Task directions » Every record must appear in your copy exactly as written, with no pictures.

-- BEGIN Records supplied --

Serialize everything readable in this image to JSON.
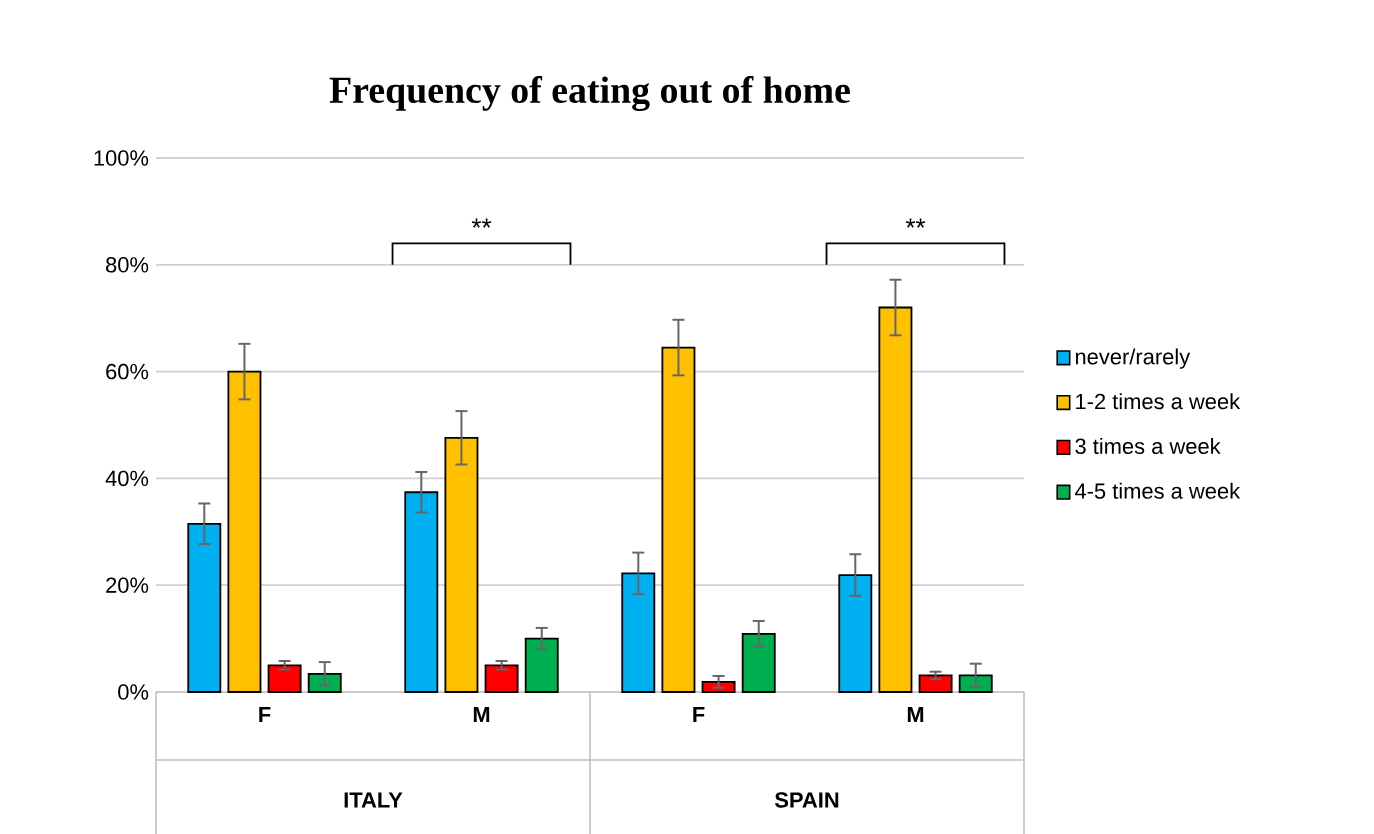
{
  "chart_data": {
    "type": "bar",
    "title": "Frequency of eating out of home",
    "categories": [
      "F",
      "M",
      "F",
      "M"
    ],
    "series": [
      {
        "name": "never/rarely",
        "color": "#00b0f0",
        "values": [
          31.5,
          37.4,
          22.2,
          21.9
        ],
        "errors": [
          3.8,
          3.8,
          3.9,
          3.9
        ]
      },
      {
        "name": "1-2 times a week",
        "color": "#ffc000",
        "values": [
          60,
          47.6,
          64.5,
          72
        ],
        "errors": [
          5.2,
          5,
          5.2,
          5.2
        ]
      },
      {
        "name": "3 times a week",
        "color": "#ff0000",
        "values": [
          5,
          5,
          1.9,
          3.1
        ],
        "errors": [
          0.8,
          0.8,
          1.1,
          0.7
        ]
      },
      {
        "name": "4-5 times a week",
        "color": "#00b050",
        "values": [
          3.4,
          10,
          10.9,
          3.1
        ],
        "errors": [
          2.2,
          2,
          2.4,
          2.2
        ]
      }
    ],
    "ylim": [
      0,
      100
    ],
    "yticks": [
      {
        "value": 0,
        "label": "0%"
      },
      {
        "value": 20,
        "label": "20%"
      },
      {
        "value": 40,
        "label": "40%"
      },
      {
        "value": 60,
        "label": "60%"
      },
      {
        "value": 80,
        "label": "80%"
      },
      {
        "value": 100,
        "label": "100%"
      }
    ],
    "annotations": [
      "**",
      "**",
      "ITALY",
      "SPAIN"
    ],
    "grid": "y",
    "legend": "right"
  }
}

-- END Records supplied --

Response below »
Serialize everything readable in this image to JSON.
{
  "chart_data": {
    "type": "bar",
    "title": "Frequency of eating out of home",
    "categories": [
      "F",
      "M",
      "F",
      "M"
    ],
    "series": [
      {
        "name": "never/rarely",
        "color": "#00b0f0",
        "values": [
          31.5,
          37.4,
          22.2,
          21.9
        ],
        "errors": [
          3.8,
          3.8,
          3.9,
          3.9
        ]
      },
      {
        "name": "1-2 times a week",
        "color": "#ffc000",
        "values": [
          60,
          47.6,
          64.5,
          72
        ],
        "errors": [
          5.2,
          5,
          5.2,
          5.2
        ]
      },
      {
        "name": "3 times a week",
        "color": "#ff0000",
        "values": [
          5,
          5,
          1.9,
          3.1
        ],
        "errors": [
          0.8,
          0.8,
          1.1,
          0.7
        ]
      },
      {
        "name": "4-5 times a week",
        "color": "#00b050",
        "values": [
          3.4,
          10,
          10.9,
          3.1
        ],
        "errors": [
          2.2,
          2,
          2.4,
          2.2
        ]
      }
    ],
    "ylim": [
      0,
      100
    ],
    "yticks": [
      {
        "value": 0,
        "label": "0%"
      },
      {
        "value": 20,
        "label": "20%"
      },
      {
        "value": 40,
        "label": "40%"
      },
      {
        "value": 60,
        "label": "60%"
      },
      {
        "value": 80,
        "label": "80%"
      },
      {
        "value": 100,
        "label": "100%"
      }
    ],
    "annotations": [
      "**",
      "**",
      "ITALY",
      "SPAIN"
    ],
    "grid": "y",
    "legend": "right"
  }
}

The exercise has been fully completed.